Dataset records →
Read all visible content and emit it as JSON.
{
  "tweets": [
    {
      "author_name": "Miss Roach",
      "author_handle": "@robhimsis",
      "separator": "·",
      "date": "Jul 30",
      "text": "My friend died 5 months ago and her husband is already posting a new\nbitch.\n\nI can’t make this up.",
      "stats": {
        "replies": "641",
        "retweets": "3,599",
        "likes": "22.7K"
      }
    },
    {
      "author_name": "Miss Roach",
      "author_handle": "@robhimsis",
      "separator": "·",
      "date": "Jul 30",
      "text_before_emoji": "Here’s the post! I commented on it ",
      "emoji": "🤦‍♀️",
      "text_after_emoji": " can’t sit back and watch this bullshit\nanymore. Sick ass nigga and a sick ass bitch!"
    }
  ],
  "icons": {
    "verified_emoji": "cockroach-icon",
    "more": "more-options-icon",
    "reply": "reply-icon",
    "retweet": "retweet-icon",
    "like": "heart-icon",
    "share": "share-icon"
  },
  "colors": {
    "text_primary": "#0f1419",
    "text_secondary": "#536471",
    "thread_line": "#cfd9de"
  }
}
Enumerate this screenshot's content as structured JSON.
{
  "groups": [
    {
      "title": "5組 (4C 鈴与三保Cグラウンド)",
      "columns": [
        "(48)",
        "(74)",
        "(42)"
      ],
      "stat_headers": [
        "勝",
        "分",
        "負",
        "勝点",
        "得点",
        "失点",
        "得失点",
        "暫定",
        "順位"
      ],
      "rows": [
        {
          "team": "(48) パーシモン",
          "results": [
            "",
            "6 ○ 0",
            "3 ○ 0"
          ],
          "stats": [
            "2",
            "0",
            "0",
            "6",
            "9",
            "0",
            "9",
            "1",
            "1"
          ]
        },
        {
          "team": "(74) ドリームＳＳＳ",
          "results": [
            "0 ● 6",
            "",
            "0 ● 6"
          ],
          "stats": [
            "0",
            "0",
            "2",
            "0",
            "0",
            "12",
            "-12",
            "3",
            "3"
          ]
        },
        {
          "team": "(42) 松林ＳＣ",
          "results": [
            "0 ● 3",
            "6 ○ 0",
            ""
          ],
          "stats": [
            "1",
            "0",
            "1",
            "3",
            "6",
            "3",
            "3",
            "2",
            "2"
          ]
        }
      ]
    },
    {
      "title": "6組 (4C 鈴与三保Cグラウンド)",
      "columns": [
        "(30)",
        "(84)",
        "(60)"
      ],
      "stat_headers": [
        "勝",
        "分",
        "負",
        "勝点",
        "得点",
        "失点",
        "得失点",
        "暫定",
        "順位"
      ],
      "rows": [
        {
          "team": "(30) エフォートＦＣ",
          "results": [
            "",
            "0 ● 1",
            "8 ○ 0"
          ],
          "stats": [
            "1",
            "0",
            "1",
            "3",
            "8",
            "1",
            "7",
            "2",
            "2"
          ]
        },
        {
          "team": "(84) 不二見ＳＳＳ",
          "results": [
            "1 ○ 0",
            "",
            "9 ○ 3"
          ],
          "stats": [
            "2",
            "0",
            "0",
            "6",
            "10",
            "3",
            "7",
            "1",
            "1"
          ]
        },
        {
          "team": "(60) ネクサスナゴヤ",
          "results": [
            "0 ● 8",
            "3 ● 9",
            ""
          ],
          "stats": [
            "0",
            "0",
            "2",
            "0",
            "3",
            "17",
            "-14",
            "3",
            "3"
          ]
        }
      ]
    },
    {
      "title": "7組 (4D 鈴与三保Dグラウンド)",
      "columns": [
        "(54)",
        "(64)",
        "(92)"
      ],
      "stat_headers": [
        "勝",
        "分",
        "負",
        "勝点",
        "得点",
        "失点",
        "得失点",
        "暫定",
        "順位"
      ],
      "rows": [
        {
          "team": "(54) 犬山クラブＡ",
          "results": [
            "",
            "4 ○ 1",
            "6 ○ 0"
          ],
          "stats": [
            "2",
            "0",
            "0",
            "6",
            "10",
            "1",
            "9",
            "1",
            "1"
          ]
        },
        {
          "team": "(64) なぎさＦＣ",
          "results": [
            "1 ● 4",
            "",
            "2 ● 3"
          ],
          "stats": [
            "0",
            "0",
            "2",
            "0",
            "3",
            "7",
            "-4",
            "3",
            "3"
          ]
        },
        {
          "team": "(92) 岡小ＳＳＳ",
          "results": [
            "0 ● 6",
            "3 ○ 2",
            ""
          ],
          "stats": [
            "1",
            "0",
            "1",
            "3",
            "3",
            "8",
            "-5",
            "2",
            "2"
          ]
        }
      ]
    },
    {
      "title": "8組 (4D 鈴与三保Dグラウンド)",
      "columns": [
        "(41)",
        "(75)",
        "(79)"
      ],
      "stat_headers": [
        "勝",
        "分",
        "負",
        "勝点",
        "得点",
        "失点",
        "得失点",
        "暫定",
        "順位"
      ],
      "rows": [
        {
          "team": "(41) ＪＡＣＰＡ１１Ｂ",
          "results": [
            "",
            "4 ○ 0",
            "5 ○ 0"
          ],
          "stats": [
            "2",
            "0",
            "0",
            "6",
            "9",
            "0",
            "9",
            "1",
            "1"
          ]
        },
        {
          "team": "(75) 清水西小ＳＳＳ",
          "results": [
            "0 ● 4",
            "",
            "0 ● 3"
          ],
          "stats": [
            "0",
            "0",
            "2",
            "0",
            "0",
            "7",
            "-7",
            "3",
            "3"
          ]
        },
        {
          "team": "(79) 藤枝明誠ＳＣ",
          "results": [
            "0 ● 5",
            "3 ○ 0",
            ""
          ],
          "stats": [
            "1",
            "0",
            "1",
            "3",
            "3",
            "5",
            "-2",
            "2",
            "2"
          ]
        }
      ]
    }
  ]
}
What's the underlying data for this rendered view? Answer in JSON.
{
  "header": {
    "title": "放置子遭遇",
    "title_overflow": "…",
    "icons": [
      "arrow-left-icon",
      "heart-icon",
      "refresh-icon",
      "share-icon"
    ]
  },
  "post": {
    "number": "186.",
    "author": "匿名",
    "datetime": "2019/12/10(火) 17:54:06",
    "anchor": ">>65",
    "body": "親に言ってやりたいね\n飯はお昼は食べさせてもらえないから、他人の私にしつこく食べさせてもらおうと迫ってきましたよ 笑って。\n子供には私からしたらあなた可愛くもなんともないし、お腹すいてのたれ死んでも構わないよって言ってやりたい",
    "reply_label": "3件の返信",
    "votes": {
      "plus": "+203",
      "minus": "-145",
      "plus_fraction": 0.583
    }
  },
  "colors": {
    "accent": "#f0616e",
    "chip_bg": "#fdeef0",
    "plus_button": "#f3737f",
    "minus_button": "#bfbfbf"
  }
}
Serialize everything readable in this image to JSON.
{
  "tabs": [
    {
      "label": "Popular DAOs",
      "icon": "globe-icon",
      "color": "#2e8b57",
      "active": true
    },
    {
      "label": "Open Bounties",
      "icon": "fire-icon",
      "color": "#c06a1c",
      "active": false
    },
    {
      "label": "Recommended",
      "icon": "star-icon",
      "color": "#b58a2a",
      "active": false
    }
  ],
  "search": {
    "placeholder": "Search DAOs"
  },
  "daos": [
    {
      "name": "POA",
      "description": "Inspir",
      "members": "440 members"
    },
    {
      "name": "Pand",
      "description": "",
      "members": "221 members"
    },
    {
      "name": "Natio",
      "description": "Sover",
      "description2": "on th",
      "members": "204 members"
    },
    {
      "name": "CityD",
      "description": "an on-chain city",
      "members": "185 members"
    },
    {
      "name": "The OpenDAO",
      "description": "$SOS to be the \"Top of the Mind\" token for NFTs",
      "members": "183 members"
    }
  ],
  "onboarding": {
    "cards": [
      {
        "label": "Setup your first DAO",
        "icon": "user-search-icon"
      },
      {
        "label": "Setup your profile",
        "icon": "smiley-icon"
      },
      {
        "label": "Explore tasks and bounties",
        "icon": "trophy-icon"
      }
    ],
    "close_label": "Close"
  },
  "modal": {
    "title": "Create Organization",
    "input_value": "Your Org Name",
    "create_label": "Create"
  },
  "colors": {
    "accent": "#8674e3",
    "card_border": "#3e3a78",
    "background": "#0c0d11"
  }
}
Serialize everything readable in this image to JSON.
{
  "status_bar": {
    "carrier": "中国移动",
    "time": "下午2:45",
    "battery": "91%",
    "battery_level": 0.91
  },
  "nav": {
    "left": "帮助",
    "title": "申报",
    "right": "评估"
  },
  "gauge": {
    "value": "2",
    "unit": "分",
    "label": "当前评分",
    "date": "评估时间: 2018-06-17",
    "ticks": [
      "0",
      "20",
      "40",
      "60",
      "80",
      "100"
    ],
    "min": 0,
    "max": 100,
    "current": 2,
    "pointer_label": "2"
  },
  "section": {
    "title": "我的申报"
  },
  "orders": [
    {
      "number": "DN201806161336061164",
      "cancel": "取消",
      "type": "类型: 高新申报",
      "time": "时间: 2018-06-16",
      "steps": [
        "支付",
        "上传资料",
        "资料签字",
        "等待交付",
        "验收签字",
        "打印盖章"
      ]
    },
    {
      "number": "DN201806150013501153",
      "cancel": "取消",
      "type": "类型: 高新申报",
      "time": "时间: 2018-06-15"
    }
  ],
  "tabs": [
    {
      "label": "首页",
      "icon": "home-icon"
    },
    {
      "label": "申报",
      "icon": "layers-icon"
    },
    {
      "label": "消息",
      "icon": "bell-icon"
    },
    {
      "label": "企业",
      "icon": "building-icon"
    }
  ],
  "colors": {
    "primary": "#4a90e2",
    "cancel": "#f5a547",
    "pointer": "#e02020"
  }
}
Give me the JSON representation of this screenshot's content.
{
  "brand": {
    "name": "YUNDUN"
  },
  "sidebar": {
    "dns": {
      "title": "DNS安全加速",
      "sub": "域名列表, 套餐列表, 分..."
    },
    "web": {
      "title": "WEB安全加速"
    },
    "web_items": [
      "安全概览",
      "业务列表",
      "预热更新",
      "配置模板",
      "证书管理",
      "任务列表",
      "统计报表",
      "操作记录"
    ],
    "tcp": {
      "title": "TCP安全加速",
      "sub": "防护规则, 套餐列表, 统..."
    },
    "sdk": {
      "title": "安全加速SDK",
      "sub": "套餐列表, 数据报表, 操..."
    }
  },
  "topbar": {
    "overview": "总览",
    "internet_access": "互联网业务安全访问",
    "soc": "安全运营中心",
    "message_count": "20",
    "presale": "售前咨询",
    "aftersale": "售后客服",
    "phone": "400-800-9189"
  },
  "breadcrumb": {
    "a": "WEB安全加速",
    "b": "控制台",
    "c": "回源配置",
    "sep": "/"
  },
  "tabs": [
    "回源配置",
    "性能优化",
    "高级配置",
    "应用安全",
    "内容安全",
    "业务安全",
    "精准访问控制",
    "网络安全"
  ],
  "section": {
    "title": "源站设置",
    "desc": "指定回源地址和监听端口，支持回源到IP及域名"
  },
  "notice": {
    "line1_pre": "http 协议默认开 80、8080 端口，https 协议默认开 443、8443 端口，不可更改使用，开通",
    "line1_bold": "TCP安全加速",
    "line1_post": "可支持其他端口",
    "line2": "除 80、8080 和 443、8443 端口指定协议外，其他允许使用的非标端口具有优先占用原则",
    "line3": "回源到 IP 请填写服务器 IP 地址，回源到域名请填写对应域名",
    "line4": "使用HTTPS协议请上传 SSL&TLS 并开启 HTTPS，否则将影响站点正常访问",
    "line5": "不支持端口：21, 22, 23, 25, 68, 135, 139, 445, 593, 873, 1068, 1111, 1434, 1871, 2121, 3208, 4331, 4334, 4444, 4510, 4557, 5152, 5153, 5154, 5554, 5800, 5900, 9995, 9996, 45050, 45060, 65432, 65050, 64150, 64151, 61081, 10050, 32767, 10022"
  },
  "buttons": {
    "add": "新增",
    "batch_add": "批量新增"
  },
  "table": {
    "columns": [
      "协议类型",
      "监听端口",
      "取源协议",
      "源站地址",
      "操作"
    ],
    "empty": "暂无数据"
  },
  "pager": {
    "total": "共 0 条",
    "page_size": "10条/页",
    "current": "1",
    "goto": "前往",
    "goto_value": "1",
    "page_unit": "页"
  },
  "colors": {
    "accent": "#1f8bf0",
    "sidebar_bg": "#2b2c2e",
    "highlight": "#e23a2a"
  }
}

AIM → Only lines with the string "Setup" belong in your answer; copy each one.

ANSWER BELOW →
        "label": "Setup your first DAO",
        "label": "Setup your profile",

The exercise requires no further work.